Objectif 1: Pouvez-vous renvoyer à l'identique les rangées, depuis la première jusqu'à celle qui contient "Text: 50: 50 — [635, 88, 650, 101]", celle-ci comprise ? Les rangées suivantes ne doivent pas figurer dans la réponse.

Extrait source:

Laure de La Raudière, députée : « Il faut trouver un cadre de régulation agile pour les objets connectés, qui ne nuise pas à l’innovation et qui protège suffisamment le consommateur »

Civil - Responsabilité
21/03/2017
Le 10 janvier dernier, Corinne Erhel et Laure de La Raudière ont rendu public leur rapport d’information sur les objets connectés. L’occasion de souligner que les opportunités économiques sont immenses, d’autant que l’expertise des entreprises françaises de l’internet des objets connectés est mondialement reconnue. Pour accentuer la croissance de ce secteur, les députées ont néanmoins mis l’accent sur la nécessité d’améliorer le financement de ces entreprises innovantes et de leur offrir un cadre juridique. Les explications de Laure de La Raudière, députée (LR) d'Eure-et-Loir.
 
Revue Lamy Droit civil : Les objets connectés font d’ores et déjà partie de notre quotidien et de nombreuses start-up se sont créées dans ce secteur. Pourquoi un rapport d’information sur ce sujet était-il important ?
Laure de La Raudière : La principale vocation de ce rapport d’information est d’apporter à nos collègues députés et, plus largement, à la société civile, une source d’information fiable et pédagogique sur une transformation d’ampleur de notre environnement numérique.

Objectif 2:
Répondez à ces questions sur l'entretien consacré aux objets connectés :
(a) À quelle date Corinne Erhel et Laure de La Raudière ont-elles rendu public leur rapport d'information ?
(b) De quel département Laure de La Raudière est-elle députée ?
(c) Selon elle, à qui le rapport doit-il apporter une source d'information fiable et pédagogique ?

Rangées affichées:
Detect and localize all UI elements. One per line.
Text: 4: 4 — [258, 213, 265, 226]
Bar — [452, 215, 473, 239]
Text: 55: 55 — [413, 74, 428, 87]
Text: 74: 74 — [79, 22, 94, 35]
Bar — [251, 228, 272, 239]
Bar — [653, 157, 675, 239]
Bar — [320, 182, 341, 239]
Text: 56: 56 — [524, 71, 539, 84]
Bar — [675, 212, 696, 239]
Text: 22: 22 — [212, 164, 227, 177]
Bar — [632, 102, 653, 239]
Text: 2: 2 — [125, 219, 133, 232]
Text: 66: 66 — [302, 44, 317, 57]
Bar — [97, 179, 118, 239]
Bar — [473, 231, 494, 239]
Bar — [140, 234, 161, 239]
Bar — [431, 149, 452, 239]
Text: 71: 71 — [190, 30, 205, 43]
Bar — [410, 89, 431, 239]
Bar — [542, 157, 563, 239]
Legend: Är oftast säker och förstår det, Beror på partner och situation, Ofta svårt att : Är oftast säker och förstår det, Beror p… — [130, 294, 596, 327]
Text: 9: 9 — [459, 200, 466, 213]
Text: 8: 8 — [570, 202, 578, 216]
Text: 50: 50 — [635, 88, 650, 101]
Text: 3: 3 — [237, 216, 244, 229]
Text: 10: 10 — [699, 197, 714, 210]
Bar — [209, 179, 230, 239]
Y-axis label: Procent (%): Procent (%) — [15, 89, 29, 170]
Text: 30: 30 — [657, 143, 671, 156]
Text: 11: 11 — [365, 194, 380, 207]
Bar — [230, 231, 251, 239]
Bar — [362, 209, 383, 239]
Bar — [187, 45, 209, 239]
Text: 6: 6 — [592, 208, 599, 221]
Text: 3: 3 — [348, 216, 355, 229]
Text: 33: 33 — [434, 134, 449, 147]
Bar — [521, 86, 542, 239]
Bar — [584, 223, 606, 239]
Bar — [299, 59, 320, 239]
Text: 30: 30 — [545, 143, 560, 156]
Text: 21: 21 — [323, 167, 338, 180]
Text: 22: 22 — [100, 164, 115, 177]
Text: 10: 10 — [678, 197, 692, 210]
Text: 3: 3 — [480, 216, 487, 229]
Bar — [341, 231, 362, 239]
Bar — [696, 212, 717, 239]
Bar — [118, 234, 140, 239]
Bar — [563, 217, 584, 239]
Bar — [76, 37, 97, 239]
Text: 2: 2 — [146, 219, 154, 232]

Réponse attendue 1:
Detect and localize all UI elements. One per line.
Text: 4: 4 — [258, 213, 265, 226]
Bar — [452, 215, 473, 239]
Text: 55: 55 — [413, 74, 428, 87]
Text: 74: 74 — [79, 22, 94, 35]
Bar — [251, 228, 272, 239]
Bar — [653, 157, 675, 239]
Bar — [320, 182, 341, 239]
Text: 56: 56 — [524, 71, 539, 84]
Bar — [675, 212, 696, 239]
Text: 22: 22 — [212, 164, 227, 177]
Bar — [632, 102, 653, 239]
Text: 2: 2 — [125, 219, 133, 232]
Text: 66: 66 — [302, 44, 317, 57]
Bar — [97, 179, 118, 239]
Bar — [473, 231, 494, 239]
Bar — [140, 234, 161, 239]
Bar — [431, 149, 452, 239]
Text: 71: 71 — [190, 30, 205, 43]
Bar — [410, 89, 431, 239]
Bar — [542, 157, 563, 239]
Legend: Är oftast säker och förstår det, Beror på partner och situation, Ofta svårt att : Är oftast säker och förstår det, Beror p… — [130, 294, 596, 327]
Text: 9: 9 — [459, 200, 466, 213]
Text: 8: 8 — [570, 202, 578, 216]
Text: 50: 50 — [635, 88, 650, 101]

Réponse attendue 2:
(a) Le 10 janvier.
(b) L'Eure-et-Loir.
(c) À ses collègues députés et, plus largement, à la société civile.